CHALLENGE: Copy out the rows below, substituting "Distraction" for every occurrence of "Red Herring" and changing nothing else.

========================

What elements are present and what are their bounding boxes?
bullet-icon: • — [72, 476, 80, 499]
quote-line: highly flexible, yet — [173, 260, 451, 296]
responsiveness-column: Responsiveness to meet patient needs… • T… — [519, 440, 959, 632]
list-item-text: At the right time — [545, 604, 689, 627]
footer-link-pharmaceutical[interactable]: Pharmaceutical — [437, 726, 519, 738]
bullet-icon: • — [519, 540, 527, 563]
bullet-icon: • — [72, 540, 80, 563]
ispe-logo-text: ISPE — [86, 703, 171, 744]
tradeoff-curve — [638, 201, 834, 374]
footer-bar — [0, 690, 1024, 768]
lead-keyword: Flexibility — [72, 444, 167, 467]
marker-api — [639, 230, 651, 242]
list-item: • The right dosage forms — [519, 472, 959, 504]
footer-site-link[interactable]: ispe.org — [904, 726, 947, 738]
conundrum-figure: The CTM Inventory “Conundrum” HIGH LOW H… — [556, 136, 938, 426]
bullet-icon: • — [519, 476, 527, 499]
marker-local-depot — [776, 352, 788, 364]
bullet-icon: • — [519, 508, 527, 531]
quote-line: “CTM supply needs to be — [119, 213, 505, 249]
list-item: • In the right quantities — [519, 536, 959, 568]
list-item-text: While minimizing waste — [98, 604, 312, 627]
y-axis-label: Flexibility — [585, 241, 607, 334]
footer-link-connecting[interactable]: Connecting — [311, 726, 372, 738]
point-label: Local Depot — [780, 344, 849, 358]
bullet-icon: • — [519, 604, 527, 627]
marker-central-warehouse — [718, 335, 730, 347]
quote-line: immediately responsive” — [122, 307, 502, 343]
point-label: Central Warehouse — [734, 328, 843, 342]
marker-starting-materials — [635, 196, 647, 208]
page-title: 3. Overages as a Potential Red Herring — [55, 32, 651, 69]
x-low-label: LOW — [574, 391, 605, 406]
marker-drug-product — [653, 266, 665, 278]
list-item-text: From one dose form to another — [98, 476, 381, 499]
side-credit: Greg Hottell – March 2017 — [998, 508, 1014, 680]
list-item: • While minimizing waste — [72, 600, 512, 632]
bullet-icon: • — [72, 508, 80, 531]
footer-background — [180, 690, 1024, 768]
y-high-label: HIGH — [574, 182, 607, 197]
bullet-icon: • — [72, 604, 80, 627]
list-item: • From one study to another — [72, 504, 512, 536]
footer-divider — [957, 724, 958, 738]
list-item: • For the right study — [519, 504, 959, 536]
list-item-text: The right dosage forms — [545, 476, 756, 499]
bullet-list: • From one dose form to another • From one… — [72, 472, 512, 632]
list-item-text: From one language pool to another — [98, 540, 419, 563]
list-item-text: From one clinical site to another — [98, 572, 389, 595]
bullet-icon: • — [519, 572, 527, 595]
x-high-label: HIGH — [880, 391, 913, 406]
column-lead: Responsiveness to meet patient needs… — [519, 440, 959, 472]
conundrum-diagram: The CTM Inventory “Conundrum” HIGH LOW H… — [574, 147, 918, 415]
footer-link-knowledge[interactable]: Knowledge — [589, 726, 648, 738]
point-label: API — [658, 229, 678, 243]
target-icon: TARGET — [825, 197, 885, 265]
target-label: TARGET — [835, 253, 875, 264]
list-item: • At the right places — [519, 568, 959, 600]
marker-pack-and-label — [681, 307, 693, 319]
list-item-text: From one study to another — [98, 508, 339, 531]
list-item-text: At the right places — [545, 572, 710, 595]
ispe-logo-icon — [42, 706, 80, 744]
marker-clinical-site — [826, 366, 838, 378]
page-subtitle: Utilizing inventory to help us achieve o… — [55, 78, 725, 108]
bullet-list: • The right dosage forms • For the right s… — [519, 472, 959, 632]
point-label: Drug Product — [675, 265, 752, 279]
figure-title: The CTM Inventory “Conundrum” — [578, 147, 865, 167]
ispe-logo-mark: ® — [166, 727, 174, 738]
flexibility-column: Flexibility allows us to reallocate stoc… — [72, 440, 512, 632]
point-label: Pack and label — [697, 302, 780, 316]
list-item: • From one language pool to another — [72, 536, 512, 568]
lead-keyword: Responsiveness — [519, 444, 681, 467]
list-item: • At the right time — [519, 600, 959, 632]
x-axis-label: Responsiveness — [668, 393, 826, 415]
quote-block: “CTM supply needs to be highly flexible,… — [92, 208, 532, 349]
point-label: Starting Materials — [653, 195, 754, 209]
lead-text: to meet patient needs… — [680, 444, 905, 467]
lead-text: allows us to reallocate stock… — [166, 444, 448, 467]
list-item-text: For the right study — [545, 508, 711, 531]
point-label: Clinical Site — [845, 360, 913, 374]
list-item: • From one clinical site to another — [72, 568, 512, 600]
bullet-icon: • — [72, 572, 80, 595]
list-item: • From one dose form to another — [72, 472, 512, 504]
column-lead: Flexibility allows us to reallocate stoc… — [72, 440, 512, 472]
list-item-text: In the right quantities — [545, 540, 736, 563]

========================

OUTPUT OF THE TASK:
What elements are present and what are their bounding boxes?
bullet-icon: • — [72, 476, 80, 499]
quote-line: highly flexible, yet — [173, 260, 451, 296]
responsiveness-column: Responsiveness to meet patient needs… • T… — [519, 440, 959, 632]
list-item-text: At the right time — [545, 604, 689, 627]
footer-link-pharmaceutical[interactable]: Pharmaceutical — [437, 726, 519, 738]
bullet-icon: • — [519, 540, 527, 563]
bullet-icon: • — [72, 540, 80, 563]
ispe-logo-text: ISPE — [86, 703, 171, 744]
tradeoff-curve — [638, 201, 834, 374]
footer-bar — [0, 690, 1024, 768]
lead-keyword: Flexibility — [72, 444, 167, 467]
marker-api — [639, 230, 651, 242]
list-item: • The right dosage forms — [519, 472, 959, 504]
footer-site-link[interactable]: ispe.org — [904, 726, 947, 738]
conundrum-figure: The CTM Inventory “Conundrum” HIGH LOW H… — [556, 136, 938, 426]
bullet-icon: • — [519, 476, 527, 499]
marker-local-depot — [776, 352, 788, 364]
bullet-icon: • — [519, 508, 527, 531]
quote-line: “CTM supply needs to be — [119, 213, 505, 249]
list-item: • In the right quantities — [519, 536, 959, 568]
list-item-text: While minimizing waste — [98, 604, 312, 627]
y-axis-label: Flexibility — [585, 241, 607, 334]
footer-link-connecting[interactable]: Connecting — [311, 726, 372, 738]
point-label: Local Depot — [780, 344, 849, 358]
bullet-icon: • — [519, 604, 527, 627]
marker-central-warehouse — [718, 335, 730, 347]
quote-line: immediately responsive” — [122, 307, 502, 343]
point-label: Central Warehouse — [734, 328, 843, 342]
marker-starting-materials — [635, 196, 647, 208]
page-title: 3. Overages as a Potential Distraction — [55, 32, 651, 69]
x-low-label: LOW — [574, 391, 605, 406]
marker-drug-product — [653, 266, 665, 278]
list-item-text: From one dose form to another — [98, 476, 381, 499]
side-credit: Greg Hottell – March 2017 — [998, 508, 1014, 680]
list-item: • While minimizing waste — [72, 600, 512, 632]
bullet-icon: • — [72, 508, 80, 531]
footer-background — [180, 690, 1024, 768]
y-high-label: HIGH — [574, 182, 607, 197]
bullet-icon: • — [72, 604, 80, 627]
list-item: • From one study to another — [72, 504, 512, 536]
footer-divider — [957, 724, 958, 738]
list-item: • For the right study — [519, 504, 959, 536]
list-item-text: The right dosage forms — [545, 476, 756, 499]
bullet-list: • From one dose form to another • From one… — [72, 472, 512, 632]
list-item-text: From one language pool to another — [98, 540, 419, 563]
list-item-text: From one clinical site to another — [98, 572, 389, 595]
bullet-icon: • — [519, 572, 527, 595]
x-high-label: HIGH — [880, 391, 913, 406]
column-lead: Responsiveness to meet patient needs… — [519, 440, 959, 472]
conundrum-diagram: The CTM Inventory “Conundrum” HIGH LOW H… — [574, 147, 918, 415]
footer-link-knowledge[interactable]: Knowledge — [589, 726, 648, 738]
point-label: API — [658, 229, 678, 243]
target-icon: TARGET — [825, 197, 885, 265]
target-label: TARGET — [835, 253, 875, 264]
list-item: • At the right places — [519, 568, 959, 600]
marker-pack-and-label — [681, 307, 693, 319]
list-item-text: From one study to another — [98, 508, 339, 531]
list-item-text: At the right places — [545, 572, 710, 595]
ispe-logo-icon — [42, 706, 80, 744]
marker-clinical-site — [826, 366, 838, 378]
page-subtitle: Utilizing inventory to help us achieve o… — [55, 78, 725, 108]
bullet-list: • The right dosage forms • For the right s… — [519, 472, 959, 632]
point-label: Drug Product — [675, 265, 752, 279]
figure-title: The CTM Inventory “Conundrum” — [578, 147, 865, 167]
ispe-logo-mark: ® — [166, 727, 174, 738]
flexibility-column: Flexibility allows us to reallocate stoc… — [72, 440, 512, 632]
point-label: Pack and label — [697, 302, 780, 316]
list-item: • From one language pool to another — [72, 536, 512, 568]
lead-keyword: Responsiveness — [519, 444, 681, 467]
list-item: • At the right time — [519, 600, 959, 632]
x-axis-label: Responsiveness — [668, 393, 826, 415]
quote-block: “CTM supply needs to be highly flexible,… — [92, 208, 532, 349]
point-label: Starting Materials — [653, 195, 754, 209]
lead-text: to meet patient needs… — [680, 444, 905, 467]
lead-text: allows us to reallocate stock… — [166, 444, 448, 467]
list-item-text: For the right study — [545, 508, 711, 531]
point-label: Clinical Site — [845, 360, 913, 374]
list-item: • From one clinical site to another — [72, 568, 512, 600]
bullet-icon: • — [72, 572, 80, 595]
list-item: • From one dose form to another — [72, 472, 512, 504]
column-lead: Flexibility allows us to reallocate stoc… — [72, 440, 512, 472]
list-item-text: In the right quantities — [545, 540, 736, 563]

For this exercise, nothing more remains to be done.